Set down all of the data exactly as it appears.

Lines of data
********
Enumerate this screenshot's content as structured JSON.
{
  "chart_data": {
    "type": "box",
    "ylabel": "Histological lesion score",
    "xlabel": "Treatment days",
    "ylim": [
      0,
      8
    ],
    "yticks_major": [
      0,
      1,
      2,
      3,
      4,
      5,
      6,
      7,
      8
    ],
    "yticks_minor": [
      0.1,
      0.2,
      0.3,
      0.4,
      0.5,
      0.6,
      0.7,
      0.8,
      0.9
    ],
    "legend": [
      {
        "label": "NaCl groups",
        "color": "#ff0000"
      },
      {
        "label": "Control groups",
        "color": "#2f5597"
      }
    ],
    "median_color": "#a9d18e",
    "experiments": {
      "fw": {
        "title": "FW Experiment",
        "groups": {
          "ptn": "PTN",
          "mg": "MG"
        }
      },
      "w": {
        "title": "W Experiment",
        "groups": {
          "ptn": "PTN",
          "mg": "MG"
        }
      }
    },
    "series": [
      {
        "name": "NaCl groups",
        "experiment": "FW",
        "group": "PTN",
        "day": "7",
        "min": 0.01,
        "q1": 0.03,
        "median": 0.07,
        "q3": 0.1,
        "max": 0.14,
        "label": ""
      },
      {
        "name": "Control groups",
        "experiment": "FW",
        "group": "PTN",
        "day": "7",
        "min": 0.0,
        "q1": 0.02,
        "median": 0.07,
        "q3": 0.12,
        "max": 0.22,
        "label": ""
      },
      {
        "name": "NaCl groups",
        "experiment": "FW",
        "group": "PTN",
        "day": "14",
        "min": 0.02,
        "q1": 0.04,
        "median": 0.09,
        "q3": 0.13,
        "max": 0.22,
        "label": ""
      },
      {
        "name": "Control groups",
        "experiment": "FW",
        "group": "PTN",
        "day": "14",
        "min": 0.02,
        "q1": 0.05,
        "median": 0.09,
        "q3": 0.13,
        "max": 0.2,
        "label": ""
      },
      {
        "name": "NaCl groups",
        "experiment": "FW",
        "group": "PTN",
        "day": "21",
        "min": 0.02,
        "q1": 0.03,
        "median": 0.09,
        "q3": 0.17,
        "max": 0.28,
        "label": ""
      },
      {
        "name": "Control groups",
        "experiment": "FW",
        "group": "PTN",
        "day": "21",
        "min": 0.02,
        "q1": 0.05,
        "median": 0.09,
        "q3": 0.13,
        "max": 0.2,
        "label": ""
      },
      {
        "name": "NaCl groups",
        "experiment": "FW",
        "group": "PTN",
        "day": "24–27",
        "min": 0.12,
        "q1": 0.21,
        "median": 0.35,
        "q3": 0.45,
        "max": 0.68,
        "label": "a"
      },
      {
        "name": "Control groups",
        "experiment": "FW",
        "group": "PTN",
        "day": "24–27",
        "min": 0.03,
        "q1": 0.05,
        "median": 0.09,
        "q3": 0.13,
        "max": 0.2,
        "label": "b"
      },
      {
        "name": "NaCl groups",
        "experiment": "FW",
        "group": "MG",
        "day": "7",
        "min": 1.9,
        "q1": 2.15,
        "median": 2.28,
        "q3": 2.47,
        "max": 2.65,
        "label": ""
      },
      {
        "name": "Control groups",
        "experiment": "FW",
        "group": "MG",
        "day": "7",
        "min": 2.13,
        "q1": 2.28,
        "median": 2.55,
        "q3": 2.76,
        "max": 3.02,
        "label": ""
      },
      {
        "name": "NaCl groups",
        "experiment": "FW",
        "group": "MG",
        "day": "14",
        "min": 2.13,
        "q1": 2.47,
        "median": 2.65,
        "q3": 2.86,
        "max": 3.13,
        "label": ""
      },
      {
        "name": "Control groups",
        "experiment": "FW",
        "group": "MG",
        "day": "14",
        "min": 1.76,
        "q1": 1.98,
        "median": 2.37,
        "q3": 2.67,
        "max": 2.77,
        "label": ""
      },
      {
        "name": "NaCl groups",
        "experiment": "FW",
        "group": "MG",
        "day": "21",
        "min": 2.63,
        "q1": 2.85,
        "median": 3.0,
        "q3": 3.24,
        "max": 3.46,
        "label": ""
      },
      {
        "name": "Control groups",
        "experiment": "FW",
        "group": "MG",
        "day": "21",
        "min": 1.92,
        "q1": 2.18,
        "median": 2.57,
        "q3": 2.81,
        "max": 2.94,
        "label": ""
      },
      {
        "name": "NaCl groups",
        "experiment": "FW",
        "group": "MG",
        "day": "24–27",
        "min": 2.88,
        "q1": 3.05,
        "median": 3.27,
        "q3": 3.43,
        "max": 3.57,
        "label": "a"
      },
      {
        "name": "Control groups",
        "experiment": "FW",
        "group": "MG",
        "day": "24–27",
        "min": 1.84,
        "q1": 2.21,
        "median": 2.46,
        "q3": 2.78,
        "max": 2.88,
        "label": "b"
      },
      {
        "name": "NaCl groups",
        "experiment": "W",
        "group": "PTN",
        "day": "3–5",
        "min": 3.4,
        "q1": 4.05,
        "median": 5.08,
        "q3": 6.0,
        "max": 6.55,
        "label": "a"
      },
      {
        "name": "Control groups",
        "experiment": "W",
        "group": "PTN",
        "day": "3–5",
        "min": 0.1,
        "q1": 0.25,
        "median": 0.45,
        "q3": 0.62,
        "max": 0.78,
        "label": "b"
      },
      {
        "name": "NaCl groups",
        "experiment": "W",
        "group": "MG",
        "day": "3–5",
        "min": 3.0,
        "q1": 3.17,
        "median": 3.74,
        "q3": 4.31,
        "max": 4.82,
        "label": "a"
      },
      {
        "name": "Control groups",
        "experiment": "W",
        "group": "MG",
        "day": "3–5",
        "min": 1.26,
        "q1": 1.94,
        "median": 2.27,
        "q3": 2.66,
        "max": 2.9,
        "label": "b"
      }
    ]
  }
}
********
The answer>
Enumerate this screenshot's content as structured JSON.
{
  "chart_data": {
    "type": "box",
    "ylabel": "Histological lesion score",
    "xlabel": "Treatment days",
    "ylim": [
      0,
      8
    ],
    "yticks_major": [
      0,
      1,
      2,
      3,
      4,
      5,
      6,
      7,
      8
    ],
    "yticks_minor": [
      0.1,
      0.2,
      0.3,
      0.4,
      0.5,
      0.6,
      0.7,
      0.8,
      0.9
    ],
    "legend": [
      {
        "label": "NaCl groups",
        "color": "#ff0000"
      },
      {
        "label": "Control groups",
        "color": "#2f5597"
      }
    ],
    "median_color": "#a9d18e",
    "experiments": {
      "fw": {
        "title": "FW Experiment",
        "groups": {
          "ptn": "PTN",
          "mg": "MG"
        }
      },
      "w": {
        "title": "W Experiment",
        "groups": {
          "ptn": "PTN",
          "mg": "MG"
        }
      }
    },
    "series": [
      {
        "name": "NaCl groups",
        "experiment": "FW",
        "group": "PTN",
        "day": "7",
        "min": 0.01,
        "q1": 0.03,
        "median": 0.07,
        "q3": 0.1,
        "max": 0.14,
        "label": ""
      },
      {
        "name": "Control groups",
        "experiment": "FW",
        "group": "PTN",
        "day": "7",
        "min": 0.0,
        "q1": 0.02,
        "median": 0.07,
        "q3": 0.12,
        "max": 0.22,
        "label": ""
      },
      {
        "name": "NaCl groups",
        "experiment": "FW",
        "group": "PTN",
        "day": "14",
        "min": 0.02,
        "q1": 0.04,
        "median": 0.09,
        "q3": 0.13,
        "max": 0.22,
        "label": ""
      },
      {
        "name": "Control groups",
        "experiment": "FW",
        "group": "PTN",
        "day": "14",
        "min": 0.02,
        "q1": 0.05,
        "median": 0.09,
        "q3": 0.13,
        "max": 0.2,
        "label": ""
      },
      {
        "name": "NaCl groups",
        "experiment": "FW",
        "group": "PTN",
        "day": "21",
        "min": 0.02,
        "q1": 0.03,
        "median": 0.09,
        "q3": 0.17,
        "max": 0.28,
        "label": ""
      },
      {
        "name": "Control groups",
        "experiment": "FW",
        "group": "PTN",
        "day": "21",
        "min": 0.02,
        "q1": 0.05,
        "median": 0.09,
        "q3": 0.13,
        "max": 0.2,
        "label": ""
      },
      {
        "name": "NaCl groups",
        "experiment": "FW",
        "group": "PTN",
        "day": "24–27",
        "min": 0.12,
        "q1": 0.21,
        "median": 0.35,
        "q3": 0.45,
        "max": 0.68,
        "label": "a"
      },
      {
        "name": "Control groups",
        "experiment": "FW",
        "group": "PTN",
        "day": "24–27",
        "min": 0.03,
        "q1": 0.05,
        "median": 0.09,
        "q3": 0.13,
        "max": 0.2,
        "label": "b"
      },
      {
        "name": "NaCl groups",
        "experiment": "FW",
        "group": "MG",
        "day": "7",
        "min": 1.9,
        "q1": 2.15,
        "median": 2.28,
        "q3": 2.47,
        "max": 2.65,
        "label": ""
      },
      {
        "name": "Control groups",
        "experiment": "FW",
        "group": "MG",
        "day": "7",
        "min": 2.13,
        "q1": 2.28,
        "median": 2.55,
        "q3": 2.76,
        "max": 3.02,
        "label": ""
      },
      {
        "name": "NaCl groups",
        "experiment": "FW",
        "group": "MG",
        "day": "14",
        "min": 2.13,
        "q1": 2.47,
        "median": 2.65,
        "q3": 2.86,
        "max": 3.13,
        "label": ""
      },
      {
        "name": "Control groups",
        "experiment": "FW",
        "group": "MG",
        "day": "14",
        "min": 1.76,
        "q1": 1.98,
        "median": 2.37,
        "q3": 2.67,
        "max": 2.77,
        "label": ""
      },
      {
        "name": "NaCl groups",
        "experiment": "FW",
        "group": "MG",
        "day": "21",
        "min": 2.63,
        "q1": 2.85,
        "median": 3.0,
        "q3": 3.24,
        "max": 3.46,
        "label": ""
      },
      {
        "name": "Control groups",
        "experiment": "FW",
        "group": "MG",
        "day": "21",
        "min": 1.92,
        "q1": 2.18,
        "median": 2.57,
        "q3": 2.81,
        "max": 2.94,
        "label": ""
      },
      {
        "name": "NaCl groups",
        "experiment": "FW",
        "group": "MG",
        "day": "24–27",
        "min": 2.88,
        "q1": 3.05,
        "median": 3.27,
        "q3": 3.43,
        "max": 3.57,
        "label": "a"
      },
      {
        "name": "Control groups",
        "experiment": "FW",
        "group": "MG",
        "day": "24–27",
        "min": 1.84,
        "q1": 2.21,
        "median": 2.46,
        "q3": 2.78,
        "max": 2.88,
        "label": "b"
      },
      {
        "name": "NaCl groups",
        "experiment": "W",
        "group": "PTN",
        "day": "3–5",
        "min": 3.4,
        "q1": 4.05,
        "median": 5.08,
        "q3": 6.0,
        "max": 6.55,
        "label": "a"
      },
      {
        "name": "Control groups",
        "experiment": "W",
        "group": "PTN",
        "day": "3–5",
        "min": 0.1,
        "q1": 0.25,
        "median": 0.45,
        "q3": 0.62,
        "max": 0.78,
        "label": "b"
      },
      {
        "name": "NaCl groups",
        "experiment": "W",
        "group": "MG",
        "day": "3–5",
        "min": 3.0,
        "q1": 3.17,
        "median": 3.74,
        "q3": 4.31,
        "max": 4.82,
        "label": "a"
      },
      {
        "name": "Control groups",
        "experiment": "W",
        "group": "MG",
        "day": "3–5",
        "min": 1.26,
        "q1": 1.94,
        "median": 2.27,
        "q3": 2.66,
        "max": 2.9,
        "label": "b"
      }
    ]
  }
}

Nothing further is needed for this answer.